Set exercise:
Send each entry back exactly as given, pictures excluded.

Excerpted records:
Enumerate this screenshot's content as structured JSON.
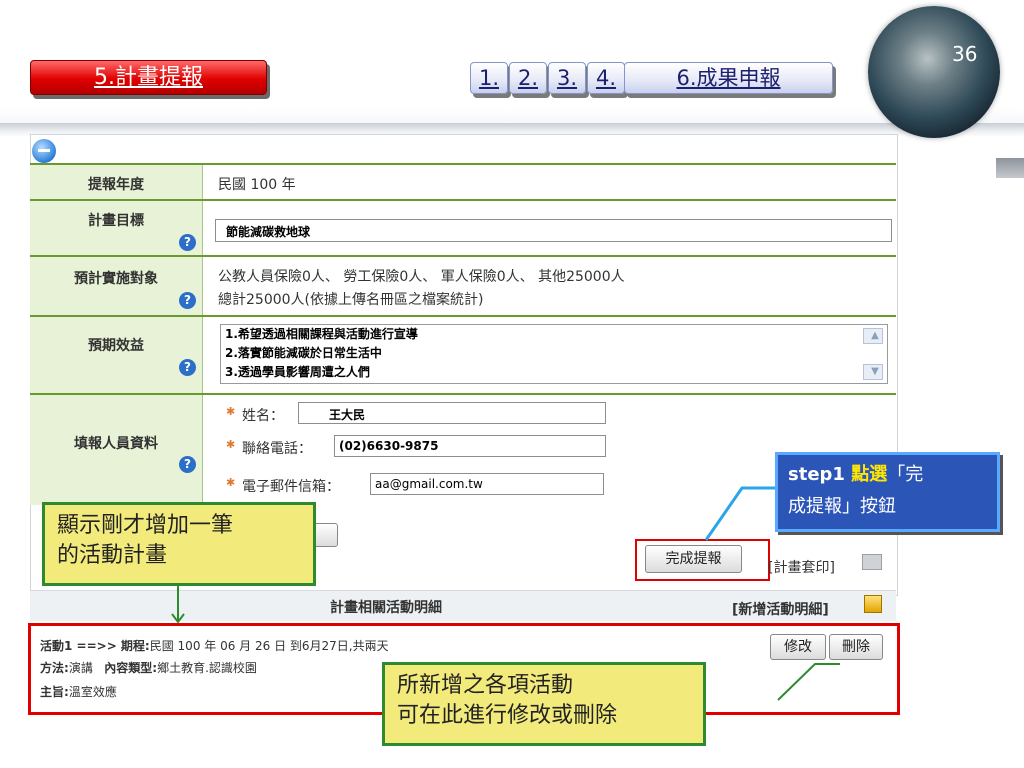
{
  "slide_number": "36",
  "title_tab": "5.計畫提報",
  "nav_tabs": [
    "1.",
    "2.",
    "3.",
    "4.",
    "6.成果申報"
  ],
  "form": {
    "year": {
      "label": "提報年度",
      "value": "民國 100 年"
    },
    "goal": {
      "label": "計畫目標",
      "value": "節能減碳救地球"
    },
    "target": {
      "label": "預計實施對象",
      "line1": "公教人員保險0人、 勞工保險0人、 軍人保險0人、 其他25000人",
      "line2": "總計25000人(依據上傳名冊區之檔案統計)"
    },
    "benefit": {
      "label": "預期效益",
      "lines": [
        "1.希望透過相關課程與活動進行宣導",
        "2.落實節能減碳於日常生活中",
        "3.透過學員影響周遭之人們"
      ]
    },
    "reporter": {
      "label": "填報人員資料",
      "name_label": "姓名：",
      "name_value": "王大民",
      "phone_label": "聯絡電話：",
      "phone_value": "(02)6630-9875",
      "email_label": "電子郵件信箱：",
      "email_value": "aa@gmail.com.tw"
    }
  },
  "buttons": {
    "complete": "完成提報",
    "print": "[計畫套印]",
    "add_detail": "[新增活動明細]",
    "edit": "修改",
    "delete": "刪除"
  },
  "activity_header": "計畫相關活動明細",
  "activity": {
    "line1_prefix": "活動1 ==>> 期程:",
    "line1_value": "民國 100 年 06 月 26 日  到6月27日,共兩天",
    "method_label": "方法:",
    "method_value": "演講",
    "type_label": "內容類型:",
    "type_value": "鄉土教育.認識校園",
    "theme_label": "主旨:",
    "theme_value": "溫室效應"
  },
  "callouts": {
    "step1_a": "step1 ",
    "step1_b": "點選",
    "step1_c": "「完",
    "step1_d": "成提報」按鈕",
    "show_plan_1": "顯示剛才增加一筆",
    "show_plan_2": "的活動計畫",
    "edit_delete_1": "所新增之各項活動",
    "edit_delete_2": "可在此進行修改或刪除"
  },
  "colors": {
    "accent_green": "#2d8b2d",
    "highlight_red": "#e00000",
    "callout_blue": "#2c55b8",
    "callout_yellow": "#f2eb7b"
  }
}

Solution below:
Enumerate this screenshot's content as structured JSON.
{
  "slide_number": "36",
  "title_tab": "5.計畫提報",
  "nav_tabs": [
    "1.",
    "2.",
    "3.",
    "4.",
    "6.成果申報"
  ],
  "form": {
    "year": {
      "label": "提報年度",
      "value": "民國 100 年"
    },
    "goal": {
      "label": "計畫目標",
      "value": "節能減碳救地球"
    },
    "target": {
      "label": "預計實施對象",
      "line1": "公教人員保險0人、 勞工保險0人、 軍人保險0人、 其他25000人",
      "line2": "總計25000人(依據上傳名冊區之檔案統計)"
    },
    "benefit": {
      "label": "預期效益",
      "lines": [
        "1.希望透過相關課程與活動進行宣導",
        "2.落實節能減碳於日常生活中",
        "3.透過學員影響周遭之人們"
      ]
    },
    "reporter": {
      "label": "填報人員資料",
      "name_label": "姓名：",
      "name_value": "王大民",
      "phone_label": "聯絡電話：",
      "phone_value": "(02)6630-9875",
      "email_label": "電子郵件信箱：",
      "email_value": "aa@gmail.com.tw"
    }
  },
  "buttons": {
    "complete": "完成提報",
    "print": "[計畫套印]",
    "add_detail": "[新增活動明細]",
    "edit": "修改",
    "delete": "刪除"
  },
  "activity_header": "計畫相關活動明細",
  "activity": {
    "line1_prefix": "活動1 ==>> 期程:",
    "line1_value": "民國 100 年 06 月 26 日  到6月27日,共兩天",
    "method_label": "方法:",
    "method_value": "演講",
    "type_label": "內容類型:",
    "type_value": "鄉土教育.認識校園",
    "theme_label": "主旨:",
    "theme_value": "溫室效應"
  },
  "callouts": {
    "step1_a": "step1 ",
    "step1_b": "點選",
    "step1_c": "「完",
    "step1_d": "成提報」按鈕",
    "show_plan_1": "顯示剛才增加一筆",
    "show_plan_2": "的活動計畫",
    "edit_delete_1": "所新增之各項活動",
    "edit_delete_2": "可在此進行修改或刪除"
  },
  "colors": {
    "accent_green": "#2d8b2d",
    "highlight_red": "#e00000",
    "callout_blue": "#2c55b8",
    "callout_yellow": "#f2eb7b"
  }
}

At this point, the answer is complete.